Written problem: Exactly reproduce the lines that follow.

Listed records:
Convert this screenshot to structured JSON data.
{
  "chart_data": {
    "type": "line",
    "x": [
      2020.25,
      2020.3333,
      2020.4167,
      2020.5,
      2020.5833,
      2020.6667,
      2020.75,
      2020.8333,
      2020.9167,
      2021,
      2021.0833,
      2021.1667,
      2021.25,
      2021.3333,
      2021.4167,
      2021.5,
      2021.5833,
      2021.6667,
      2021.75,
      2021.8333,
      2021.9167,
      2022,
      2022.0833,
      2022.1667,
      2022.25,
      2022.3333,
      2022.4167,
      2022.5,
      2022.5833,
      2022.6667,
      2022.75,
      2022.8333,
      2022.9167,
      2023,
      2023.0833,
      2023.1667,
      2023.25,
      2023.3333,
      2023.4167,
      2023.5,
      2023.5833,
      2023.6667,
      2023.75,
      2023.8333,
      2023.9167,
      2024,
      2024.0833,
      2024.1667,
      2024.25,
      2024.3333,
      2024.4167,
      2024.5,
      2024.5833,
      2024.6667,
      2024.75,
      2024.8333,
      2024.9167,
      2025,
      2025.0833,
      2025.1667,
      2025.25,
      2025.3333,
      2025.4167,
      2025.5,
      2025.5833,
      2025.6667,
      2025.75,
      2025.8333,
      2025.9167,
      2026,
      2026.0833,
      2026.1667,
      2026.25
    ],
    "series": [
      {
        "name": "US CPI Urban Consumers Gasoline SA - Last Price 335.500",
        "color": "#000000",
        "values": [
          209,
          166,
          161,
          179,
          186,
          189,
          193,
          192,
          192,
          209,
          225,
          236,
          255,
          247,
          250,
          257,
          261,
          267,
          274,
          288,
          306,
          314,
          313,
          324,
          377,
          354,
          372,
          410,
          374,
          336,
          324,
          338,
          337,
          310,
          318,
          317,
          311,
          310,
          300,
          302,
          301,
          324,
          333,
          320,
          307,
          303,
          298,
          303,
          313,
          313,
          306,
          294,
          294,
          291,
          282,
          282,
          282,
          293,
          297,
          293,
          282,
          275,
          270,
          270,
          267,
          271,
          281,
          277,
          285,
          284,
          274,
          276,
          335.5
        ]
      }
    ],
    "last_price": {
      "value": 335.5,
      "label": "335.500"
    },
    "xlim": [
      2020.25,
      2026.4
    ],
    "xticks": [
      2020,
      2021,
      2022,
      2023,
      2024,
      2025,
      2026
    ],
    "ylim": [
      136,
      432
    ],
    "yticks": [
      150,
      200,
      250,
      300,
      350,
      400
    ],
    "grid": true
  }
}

Written solution:
Convert this screenshot to structured JSON data.
{
  "chart_data": {
    "type": "line",
    "x": [
      2020.25,
      2020.3333,
      2020.4167,
      2020.5,
      2020.5833,
      2020.6667,
      2020.75,
      2020.8333,
      2020.9167,
      2021,
      2021.0833,
      2021.1667,
      2021.25,
      2021.3333,
      2021.4167,
      2021.5,
      2021.5833,
      2021.6667,
      2021.75,
      2021.8333,
      2021.9167,
      2022,
      2022.0833,
      2022.1667,
      2022.25,
      2022.3333,
      2022.4167,
      2022.5,
      2022.5833,
      2022.6667,
      2022.75,
      2022.8333,
      2022.9167,
      2023,
      2023.0833,
      2023.1667,
      2023.25,
      2023.3333,
      2023.4167,
      2023.5,
      2023.5833,
      2023.6667,
      2023.75,
      2023.8333,
      2023.9167,
      2024,
      2024.0833,
      2024.1667,
      2024.25,
      2024.3333,
      2024.4167,
      2024.5,
      2024.5833,
      2024.6667,
      2024.75,
      2024.8333,
      2024.9167,
      2025,
      2025.0833,
      2025.1667,
      2025.25,
      2025.3333,
      2025.4167,
      2025.5,
      2025.5833,
      2025.6667,
      2025.75,
      2025.8333,
      2025.9167,
      2026,
      2026.0833,
      2026.1667,
      2026.25
    ],
    "series": [
      {
        "name": "US CPI Urban Consumers Gasoline SA - Last Price 335.500",
        "color": "#000000",
        "values": [
          209,
          166,
          161,
          179,
          186,
          189,
          193,
          192,
          192,
          209,
          225,
          236,
          255,
          247,
          250,
          257,
          261,
          267,
          274,
          288,
          306,
          314,
          313,
          324,
          377,
          354,
          372,
          410,
          374,
          336,
          324,
          338,
          337,
          310,
          318,
          317,
          311,
          310,
          300,
          302,
          301,
          324,
          333,
          320,
          307,
          303,
          298,
          303,
          313,
          313,
          306,
          294,
          294,
          291,
          282,
          282,
          282,
          293,
          297,
          293,
          282,
          275,
          270,
          270,
          267,
          271,
          281,
          277,
          285,
          284,
          274,
          276,
          335.5
        ]
      }
    ],
    "last_price": {
      "value": 335.5,
      "label": "335.500"
    },
    "xlim": [
      2020.25,
      2026.4
    ],
    "xticks": [
      2020,
      2021,
      2022,
      2023,
      2024,
      2025,
      2026
    ],
    "ylim": [
      136,
      432
    ],
    "yticks": [
      150,
      200,
      250,
      300,
      350,
      400
    ],
    "grid": true
  }
}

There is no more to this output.